***** Records

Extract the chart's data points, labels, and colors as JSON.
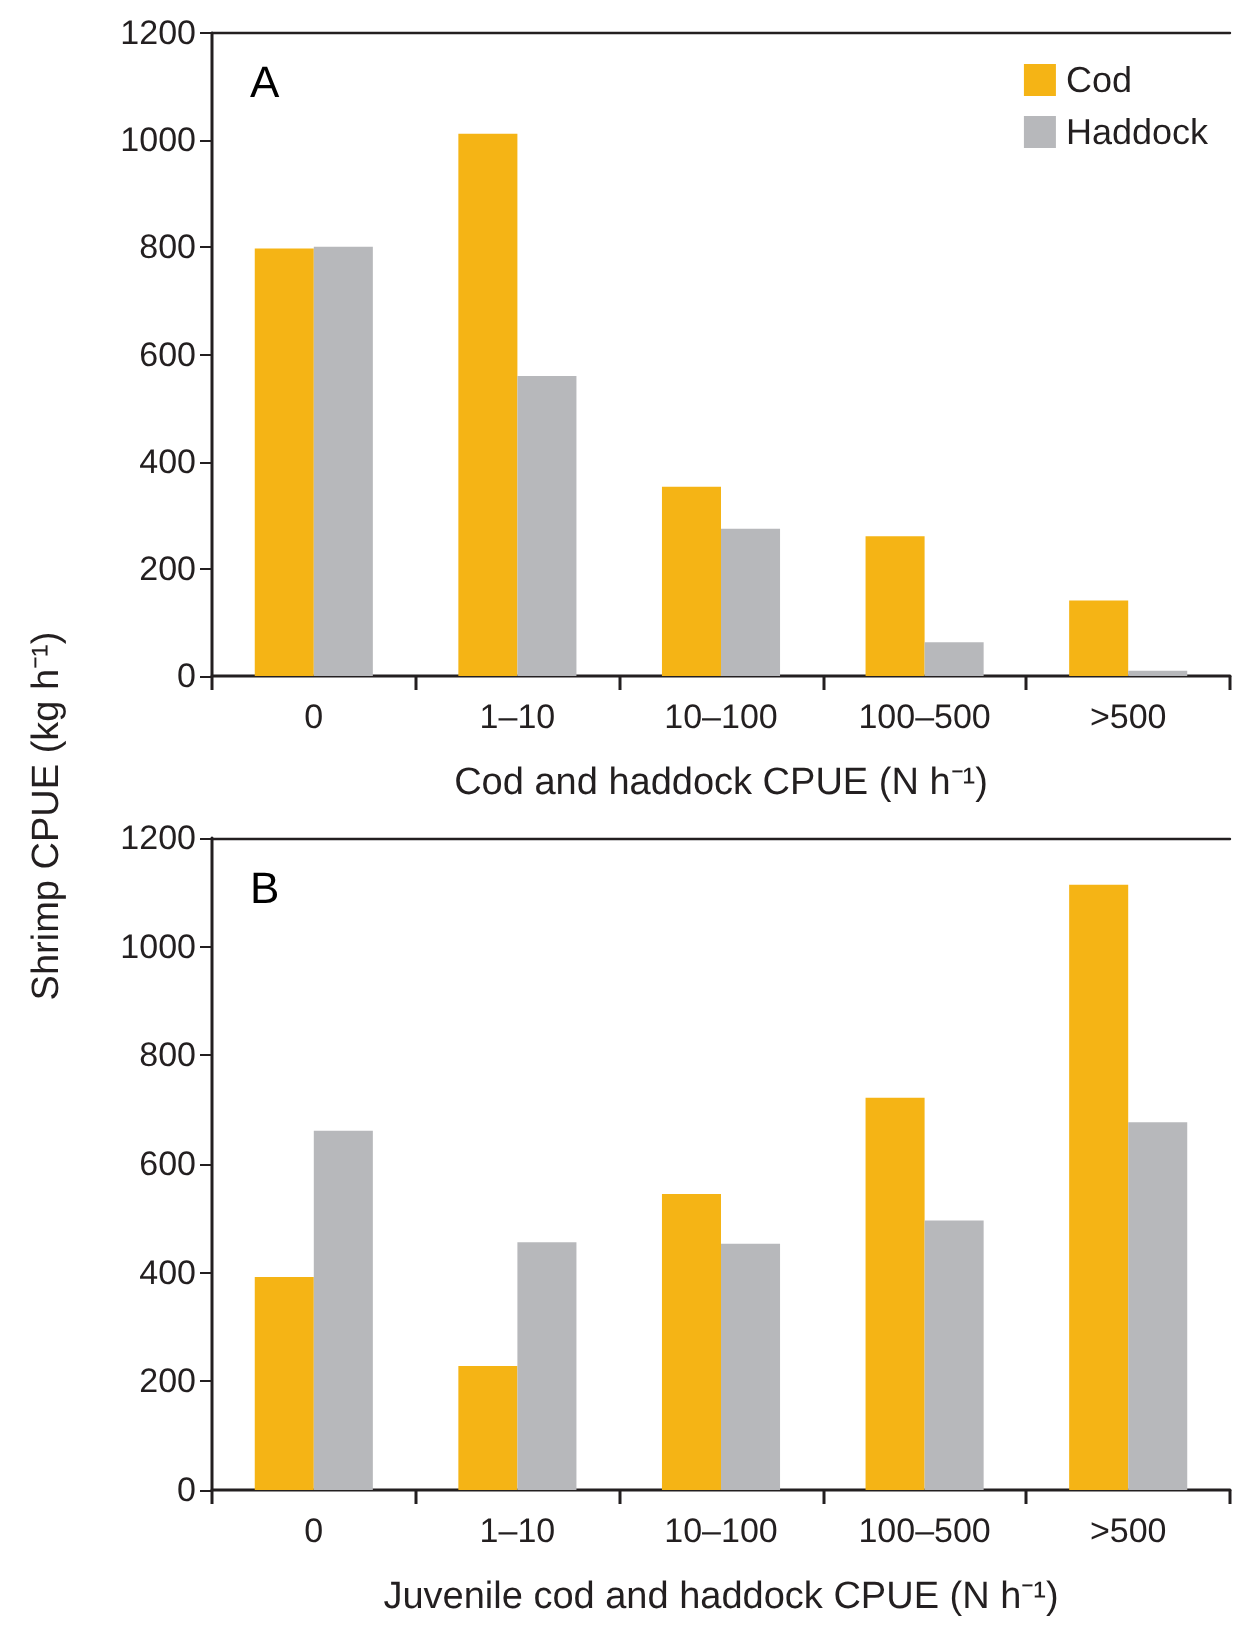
{
  "chart_data": [
    {
      "type": "bar",
      "categories": [
        "0",
        "1–10",
        "10–100",
        "100–500",
        ">500"
      ],
      "xlabel": "Cod and haddock CPUE (N h⁻¹)",
      "ylabel": "Shrimp CPUE (kg h⁻¹)",
      "annotations": [
        "A"
      ],
      "legend": "top right",
      "ylim": [
        0,
        1200
      ],
      "yticks": [
        0,
        200,
        400,
        600,
        800,
        1000,
        1200
      ],
      "series": [
        {
          "name": "Cod",
          "color": "#f5b415",
          "values": [
            798,
            1012,
            353,
            261,
            141
          ]
        },
        {
          "name": "Haddock",
          "color": "#b7b8bb",
          "values": [
            801,
            560,
            275,
            63,
            10
          ]
        }
      ]
    },
    {
      "type": "bar",
      "categories": [
        "0",
        "1–10",
        "10–100",
        "100–500",
        ">500"
      ],
      "xlabel": "Juvenile cod and haddock CPUE (N h⁻¹)",
      "annotations": [
        "B"
      ],
      "ylim": [
        0,
        1200
      ],
      "yticks": [
        0,
        200,
        400,
        600,
        800,
        1000,
        1200
      ],
      "series": [
        {
          "color": "#f5b415",
          "values": [
            392,
            228,
            545,
            722,
            1114
          ]
        },
        {
          "color": "#b7b8bb",
          "values": [
            661,
            456,
            453,
            496,
            677
          ]
        }
      ]
    }
  ]
}
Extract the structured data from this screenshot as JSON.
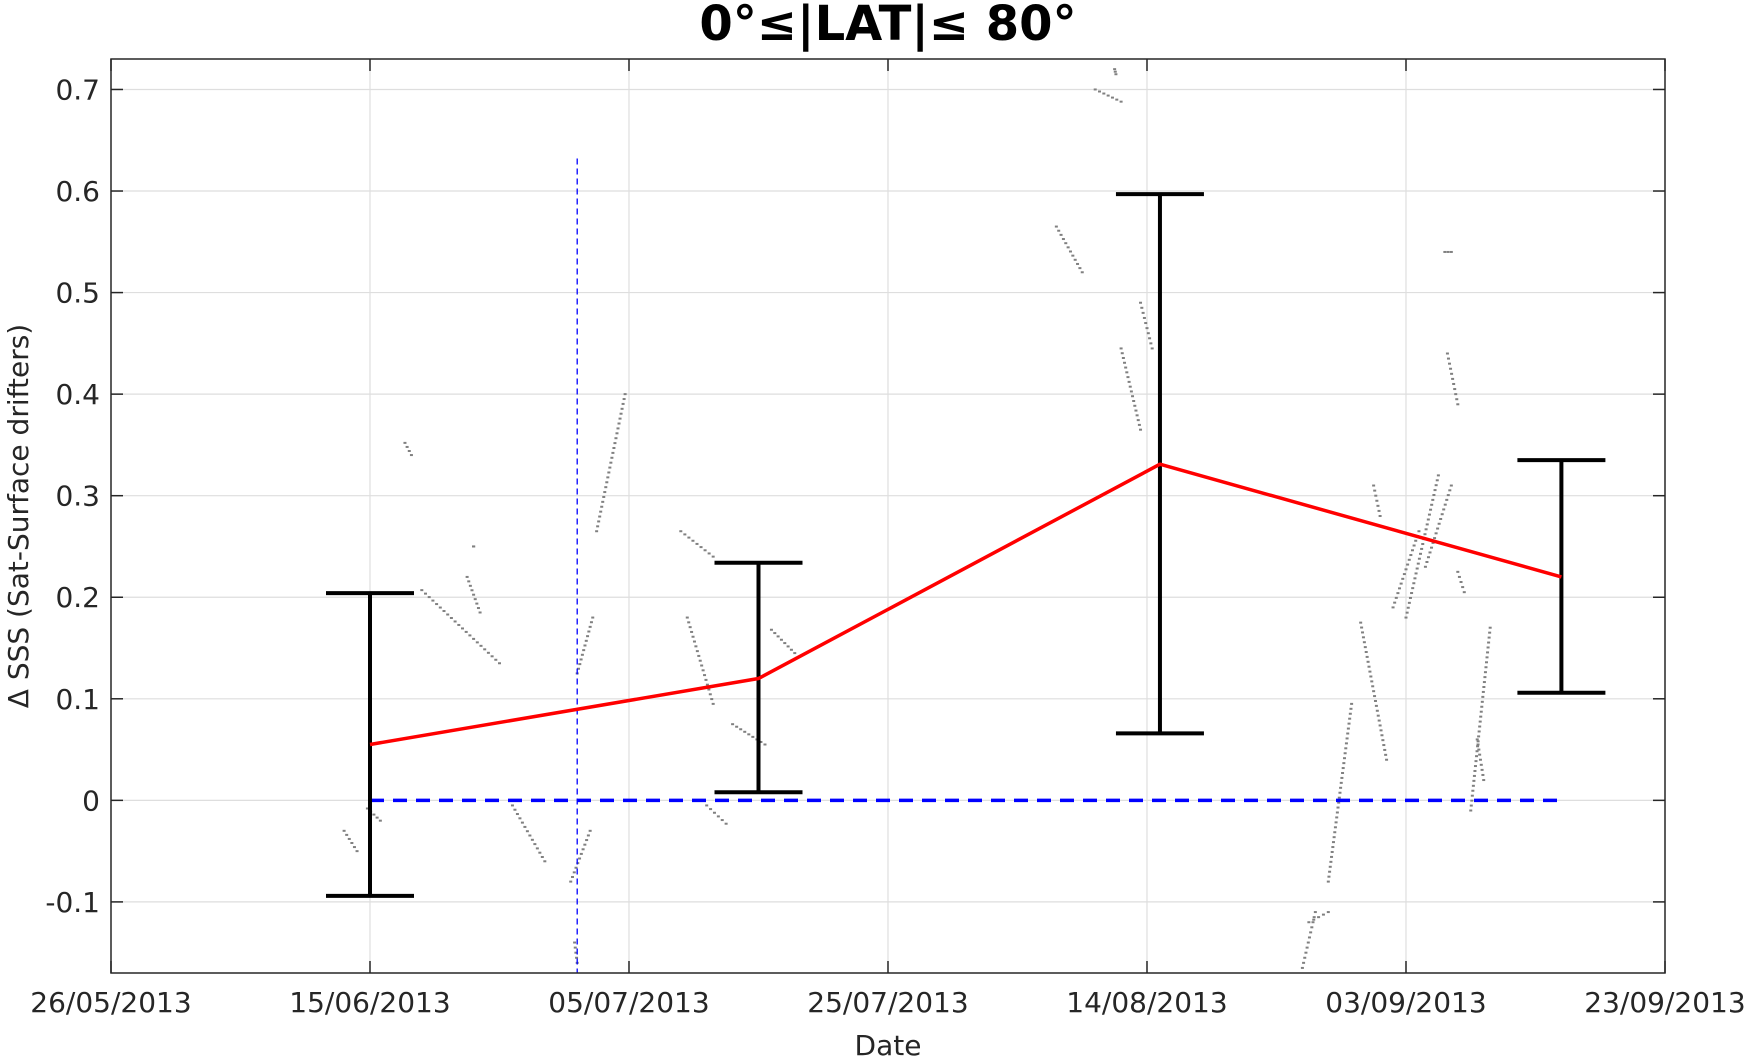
{
  "chart_data": {
    "type": "line",
    "title": "0°≤|LAT|≤ 80°",
    "xlabel": "Date",
    "ylabel": "Δ SSS (Sat-Surface drifters)",
    "x_axis": {
      "type": "date",
      "range": [
        "2013-05-26",
        "2013-09-23"
      ],
      "ticks": [
        {
          "date": "2013-05-26",
          "label": "26/05/2013"
        },
        {
          "date": "2013-06-15",
          "label": "15/06/2013"
        },
        {
          "date": "2013-07-05",
          "label": "05/07/2013"
        },
        {
          "date": "2013-07-25",
          "label": "25/07/2013"
        },
        {
          "date": "2013-08-14",
          "label": "14/08/2013"
        },
        {
          "date": "2013-09-03",
          "label": "03/09/2013"
        },
        {
          "date": "2013-09-23",
          "label": "23/09/2013"
        }
      ]
    },
    "y_axis": {
      "range": [
        -0.17,
        0.73
      ],
      "ticks": [
        {
          "value": -0.1,
          "label": "-0.1"
        },
        {
          "value": 0,
          "label": "0"
        },
        {
          "value": 0.1,
          "label": "0.1"
        },
        {
          "value": 0.2,
          "label": "0.2"
        },
        {
          "value": 0.3,
          "label": "0.3"
        },
        {
          "value": 0.4,
          "label": "0.4"
        },
        {
          "value": 0.5,
          "label": "0.5"
        },
        {
          "value": 0.6,
          "label": "0.6"
        },
        {
          "value": 0.7,
          "label": "0.7"
        }
      ]
    },
    "grid": true,
    "series": [
      {
        "kind": "mean_with_errorbars",
        "color": "#ff0000",
        "errorbar_color": "#000000",
        "points": [
          {
            "x": "2013-06-15",
            "y": 0.055,
            "lower": -0.094,
            "upper": 0.204
          },
          {
            "x": "2013-07-15",
            "y": 0.12,
            "lower": 0.008,
            "upper": 0.234
          },
          {
            "x": "2013-08-15",
            "y": 0.331,
            "lower": 0.066,
            "upper": 0.597
          },
          {
            "x": "2013-09-15",
            "y": 0.22,
            "lower": 0.106,
            "upper": 0.335
          }
        ]
      },
      {
        "kind": "zero_reference",
        "color": "#0000ff",
        "style": "dashed",
        "x": [
          "2013-06-15",
          "2013-09-15"
        ],
        "y": [
          0,
          0
        ]
      },
      {
        "kind": "vertical_marker",
        "color": "#0000ff",
        "style": "dashed",
        "x": "2013-07-01",
        "y_top": 0.632
      },
      {
        "kind": "scatter_segments",
        "color": "#808080",
        "segments": [
          {
            "x": [
              "2013-06-13",
              "2013-06-14"
            ],
            "y": [
              -0.03,
              -0.05
            ]
          },
          {
            "x": [
              "2013-06-14.8",
              "2013-06-15.8"
            ],
            "y": [
              -0.008,
              -0.02
            ]
          },
          {
            "x": [
              "2013-06-17.7",
              "2013-06-18.2"
            ],
            "y": [
              0.352,
              0.34
            ]
          },
          {
            "x": [
              "2013-06-19",
              "2013-06-25"
            ],
            "y": [
              0.207,
              0.135
            ]
          },
          {
            "x": [
              "2013-06-22.5",
              "2013-06-23.5"
            ],
            "y": [
              0.22,
              0.185
            ]
          },
          {
            "x": [
              "2013-06-23",
              "2013-06-23"
            ],
            "y": [
              0.25,
              0.25
            ]
          },
          {
            "x": [
              "2013-06-26",
              "2013-06-28.5"
            ],
            "y": [
              -0.005,
              -0.06
            ]
          },
          {
            "x": [
              "2013-06-30.5",
              "2013-07-02"
            ],
            "y": [
              -0.08,
              -0.03
            ]
          },
          {
            "x": [
              "2013-06-30.8",
              "2013-07-01"
            ],
            "y": [
              -0.14,
              -0.16
            ]
          },
          {
            "x": [
              "2013-07-01",
              "2013-07-02.2"
            ],
            "y": [
              0.125,
              0.18
            ]
          },
          {
            "x": [
              "2013-07-02.5",
              "2013-07-04.7"
            ],
            "y": [
              0.265,
              0.4
            ]
          },
          {
            "x": [
              "2013-07-09",
              "2013-07-11.5"
            ],
            "y": [
              0.265,
              0.24
            ]
          },
          {
            "x": [
              "2013-07-09.5",
              "2013-07-11.5"
            ],
            "y": [
              0.18,
              0.095
            ]
          },
          {
            "x": [
              "2013-07-11",
              "2013-07-12.5"
            ],
            "y": [
              -0.005,
              -0.023
            ]
          },
          {
            "x": [
              "2013-07-13",
              "2013-07-15.5"
            ],
            "y": [
              0.075,
              0.055
            ]
          },
          {
            "x": [
              "2013-07-16",
              "2013-07-17.8"
            ],
            "y": [
              0.168,
              0.145
            ]
          },
          {
            "x": [
              "2013-08-07",
              "2013-08-09"
            ],
            "y": [
              0.565,
              0.52
            ]
          },
          {
            "x": [
              "2013-08-10",
              "2013-08-12"
            ],
            "y": [
              0.7,
              0.688
            ]
          },
          {
            "x": [
              "2013-08-11.5",
              "2013-08-11.6"
            ],
            "y": [
              0.72,
              0.715
            ]
          },
          {
            "x": [
              "2013-08-12",
              "2013-08-13.5"
            ],
            "y": [
              0.445,
              0.365
            ]
          },
          {
            "x": [
              "2013-08-13.5",
              "2013-08-14.4"
            ],
            "y": [
              0.49,
              0.445
            ]
          },
          {
            "x": [
              "2013-08-26",
              "2013-08-27"
            ],
            "y": [
              -0.165,
              -0.11
            ]
          },
          {
            "x": [
              "2013-08-26.5",
              "2013-08-28"
            ],
            "y": [
              -0.12,
              -0.11
            ]
          },
          {
            "x": [
              "2013-08-28",
              "2013-08-29.8"
            ],
            "y": [
              -0.08,
              0.095
            ]
          },
          {
            "x": [
              "2013-08-30.5",
              "2013-09-01.5"
            ],
            "y": [
              0.175,
              0.04
            ]
          },
          {
            "x": [
              "2013-08-31.5",
              "2013-09-01"
            ],
            "y": [
              0.31,
              0.28
            ]
          },
          {
            "x": [
              "2013-09-02",
              "2013-09-04"
            ],
            "y": [
              0.19,
              0.265
            ]
          },
          {
            "x": [
              "2013-09-03",
              "2013-09-05.5"
            ],
            "y": [
              0.18,
              0.32
            ]
          },
          {
            "x": [
              "2013-09-04.5",
              "2013-09-06.5"
            ],
            "y": [
              0.23,
              0.31
            ]
          },
          {
            "x": [
              "2013-09-06",
              "2013-09-06.5"
            ],
            "y": [
              0.54,
              0.54
            ]
          },
          {
            "x": [
              "2013-09-06.2",
              "2013-09-07"
            ],
            "y": [
              0.44,
              0.39
            ]
          },
          {
            "x": [
              "2013-09-07",
              "2013-09-07.5"
            ],
            "y": [
              0.225,
              0.205
            ]
          },
          {
            "x": [
              "2013-09-08",
              "2013-09-09.5"
            ],
            "y": [
              -0.01,
              0.17
            ]
          },
          {
            "x": [
              "2013-09-08.5",
              "2013-09-09"
            ],
            "y": [
              0.06,
              0.02
            ]
          }
        ]
      }
    ]
  }
}
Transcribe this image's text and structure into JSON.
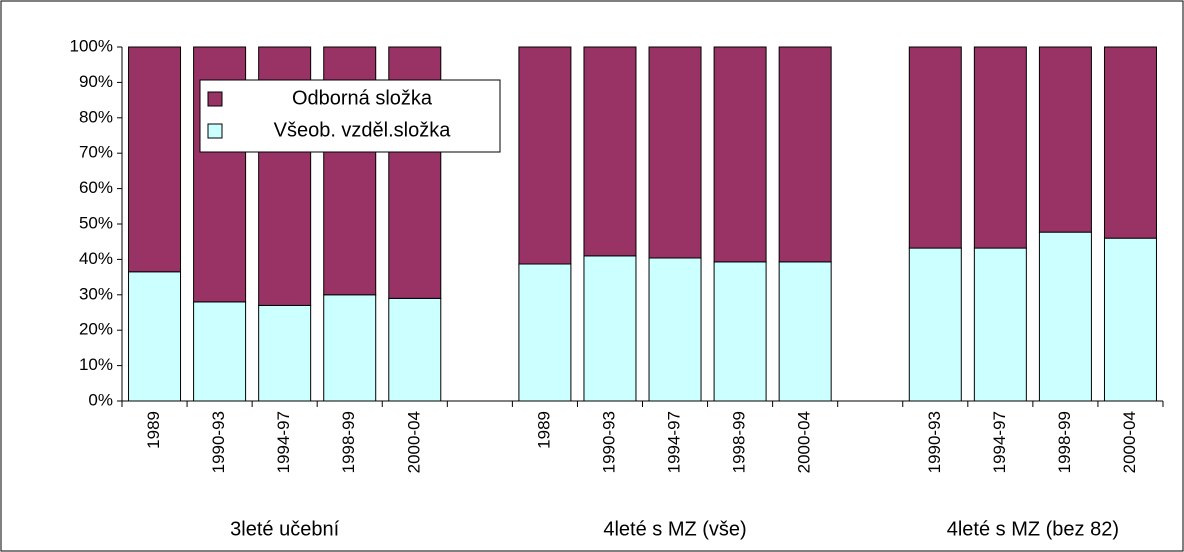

**********

*Exercise goal*: Pick out the lines above containing the word "JSON", then copy them.

*Answer below*:
Extract the chart's data points, labels, and colors as JSON.
Extract the structured data from this screenshot as JSON.
Transcribe this image's text and structure into JSON.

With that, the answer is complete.